Instructions for the task
Every entry below should be repeated exactly; the pictures should not.

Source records
● ● ●
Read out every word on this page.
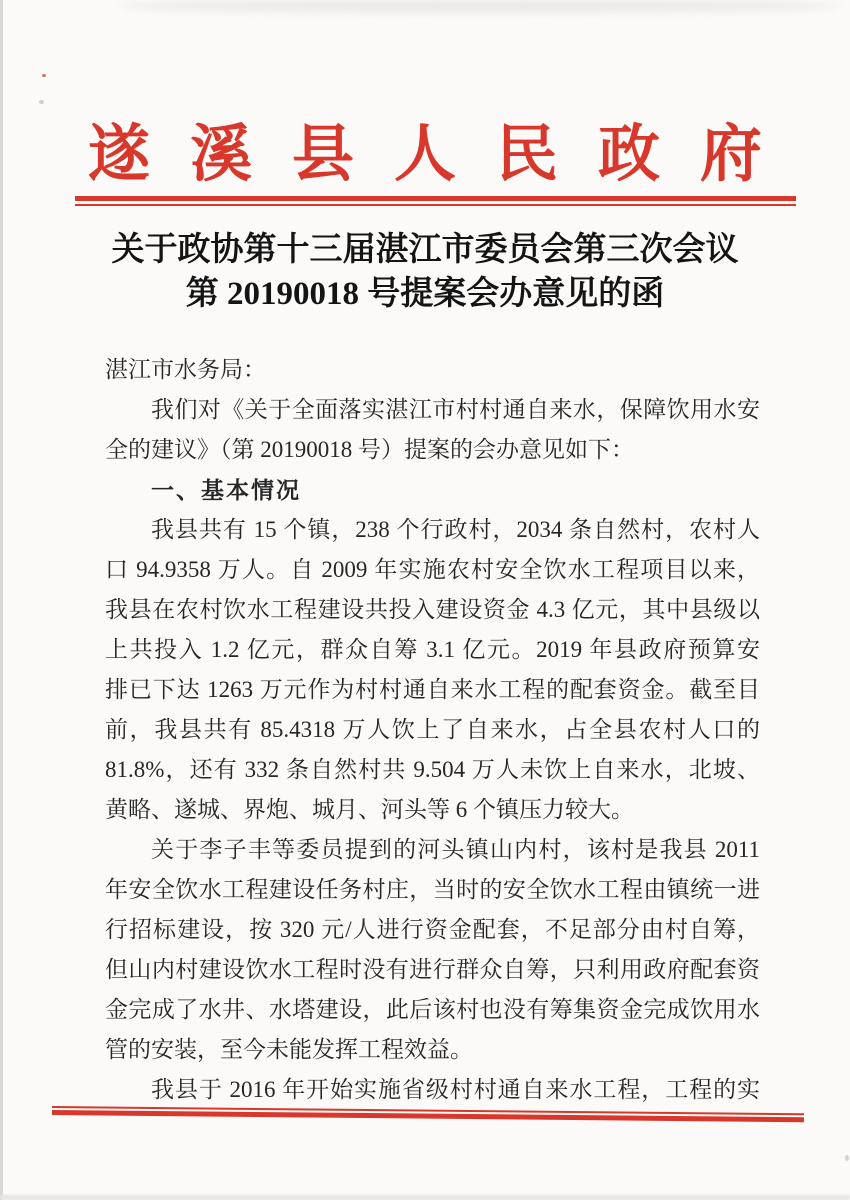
遂溪县人民政府
关于政协第十三届湛江市委员会第三次会议
第 20190018 号提案会办意见的函
湛江市水务局：
我们对《关于全面落实湛江市村村通自来水，保障饮用水安
全的建议》（第 20190018 号）提案的会办意见如下：
一、基本情况
我县共有 15 个镇，238 个行政村，2034 条自然村，农村人
口 94.9358 万人。自 2009 年实施农村安全饮水工程项目以来，
我县在农村饮水工程建设共投入建设资金 4.3 亿元，其中县级以
上共投入 1.2 亿元，群众自筹 3.1 亿元。2019 年县政府预算安
排已下达 1263 万元作为村村通自来水工程的配套资金。截至目
前，我县共有 85.4318 万人饮上了自来水，占全县农村人口的
81.8%，还有 332 条自然村共 9.504 万人未饮上自来水，北坡、
黄略、遂城、界炮、城月、河头等 6 个镇压力较大。
关于李子丰等委员提到的河头镇山内村，该村是我县 2011
年安全饮水工程建设任务村庄，当时的安全饮水工程由镇统一进
行招标建设，按 320 元/人进行资金配套，不足部分由村自筹，
但山内村建设饮水工程时没有进行群众自筹，只利用政府配套资
金完成了水井、水塔建设，此后该村也没有筹集资金完成饮用水
管的安装，至今未能发挥工程效益。
我县于 2016 年开始实施省级村村通自来水工程，工程的实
● ● ●
Written reply
Read out every word on this page.
遂溪县人民政府
关于政协第十三届湛江市委员会第三次会议
第 20190018 号提案会办意见的函
湛江市水务局：
我们对《关于全面落实湛江市村村通自来水，保障饮用水安
全的建议》（第 20190018 号）提案的会办意见如下：
一、基本情况
我县共有 15 个镇，238 个行政村，2034 条自然村，农村人
口 94.9358 万人。自 2009 年实施农村安全饮水工程项目以来，
我县在农村饮水工程建设共投入建设资金 4.3 亿元，其中县级以
上共投入 1.2 亿元，群众自筹 3.1 亿元。2019 年县政府预算安
排已下达 1263 万元作为村村通自来水工程的配套资金。截至目
前，我县共有 85.4318 万人饮上了自来水，占全县农村人口的
81.8%，还有 332 条自然村共 9.504 万人未饮上自来水，北坡、
黄略、遂城、界炮、城月、河头等 6 个镇压力较大。
关于李子丰等委员提到的河头镇山内村，该村是我县 2011
年安全饮水工程建设任务村庄，当时的安全饮水工程由镇统一进
行招标建设，按 320 元/人进行资金配套，不足部分由村自筹，
但山内村建设饮水工程时没有进行群众自筹，只利用政府配套资
金完成了水井、水塔建设，此后该村也没有筹集资金完成饮用水
管的安装，至今未能发挥工程效益。
我县于 2016 年开始实施省级村村通自来水工程，工程的实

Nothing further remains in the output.